» **RECORDS SUPPLIED**:
□ □ □ □ □

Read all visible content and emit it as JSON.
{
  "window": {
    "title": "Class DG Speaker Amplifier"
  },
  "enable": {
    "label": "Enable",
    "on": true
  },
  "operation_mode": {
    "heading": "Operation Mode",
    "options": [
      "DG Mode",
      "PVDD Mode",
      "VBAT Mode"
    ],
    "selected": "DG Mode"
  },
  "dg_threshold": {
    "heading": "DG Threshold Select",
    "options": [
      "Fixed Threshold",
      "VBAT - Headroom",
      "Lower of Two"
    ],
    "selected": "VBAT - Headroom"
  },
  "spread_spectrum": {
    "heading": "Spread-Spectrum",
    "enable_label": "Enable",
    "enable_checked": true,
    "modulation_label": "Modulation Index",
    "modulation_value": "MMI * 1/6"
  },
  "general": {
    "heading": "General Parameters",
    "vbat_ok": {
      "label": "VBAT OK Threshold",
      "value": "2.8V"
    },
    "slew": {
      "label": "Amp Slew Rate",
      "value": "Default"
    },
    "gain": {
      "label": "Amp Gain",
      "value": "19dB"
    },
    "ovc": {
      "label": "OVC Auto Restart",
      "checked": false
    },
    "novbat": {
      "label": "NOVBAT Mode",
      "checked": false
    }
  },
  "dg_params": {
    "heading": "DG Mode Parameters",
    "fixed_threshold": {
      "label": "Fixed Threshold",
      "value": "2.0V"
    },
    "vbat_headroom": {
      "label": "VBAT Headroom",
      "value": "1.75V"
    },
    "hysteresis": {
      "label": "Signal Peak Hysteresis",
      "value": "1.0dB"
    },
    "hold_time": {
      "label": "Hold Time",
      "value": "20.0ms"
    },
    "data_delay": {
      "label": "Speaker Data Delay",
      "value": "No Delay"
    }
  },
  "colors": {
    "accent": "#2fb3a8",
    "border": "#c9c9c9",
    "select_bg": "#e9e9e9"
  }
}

□ □ □ □ □

» **WRITTEN INSTRUCTION**: Write out the whole listing exactly.

» **TASK RESULT**:
Read all visible content and emit it as JSON.
{
  "window": {
    "title": "Class DG Speaker Amplifier"
  },
  "enable": {
    "label": "Enable",
    "on": true
  },
  "operation_mode": {
    "heading": "Operation Mode",
    "options": [
      "DG Mode",
      "PVDD Mode",
      "VBAT Mode"
    ],
    "selected": "DG Mode"
  },
  "dg_threshold": {
    "heading": "DG Threshold Select",
    "options": [
      "Fixed Threshold",
      "VBAT - Headroom",
      "Lower of Two"
    ],
    "selected": "VBAT - Headroom"
  },
  "spread_spectrum": {
    "heading": "Spread-Spectrum",
    "enable_label": "Enable",
    "enable_checked": true,
    "modulation_label": "Modulation Index",
    "modulation_value": "MMI * 1/6"
  },
  "general": {
    "heading": "General Parameters",
    "vbat_ok": {
      "label": "VBAT OK Threshold",
      "value": "2.8V"
    },
    "slew": {
      "label": "Amp Slew Rate",
      "value": "Default"
    },
    "gain": {
      "label": "Amp Gain",
      "value": "19dB"
    },
    "ovc": {
      "label": "OVC Auto Restart",
      "checked": false
    },
    "novbat": {
      "label": "NOVBAT Mode",
      "checked": false
    }
  },
  "dg_params": {
    "heading": "DG Mode Parameters",
    "fixed_threshold": {
      "label": "Fixed Threshold",
      "value": "2.0V"
    },
    "vbat_headroom": {
      "label": "VBAT Headroom",
      "value": "1.75V"
    },
    "hysteresis": {
      "label": "Signal Peak Hysteresis",
      "value": "1.0dB"
    },
    "hold_time": {
      "label": "Hold Time",
      "value": "20.0ms"
    },
    "data_delay": {
      "label": "Speaker Data Delay",
      "value": "No Delay"
    }
  },
  "colors": {
    "accent": "#2fb3a8",
    "border": "#c9c9c9",
    "select_bg": "#e9e9e9"
  }
}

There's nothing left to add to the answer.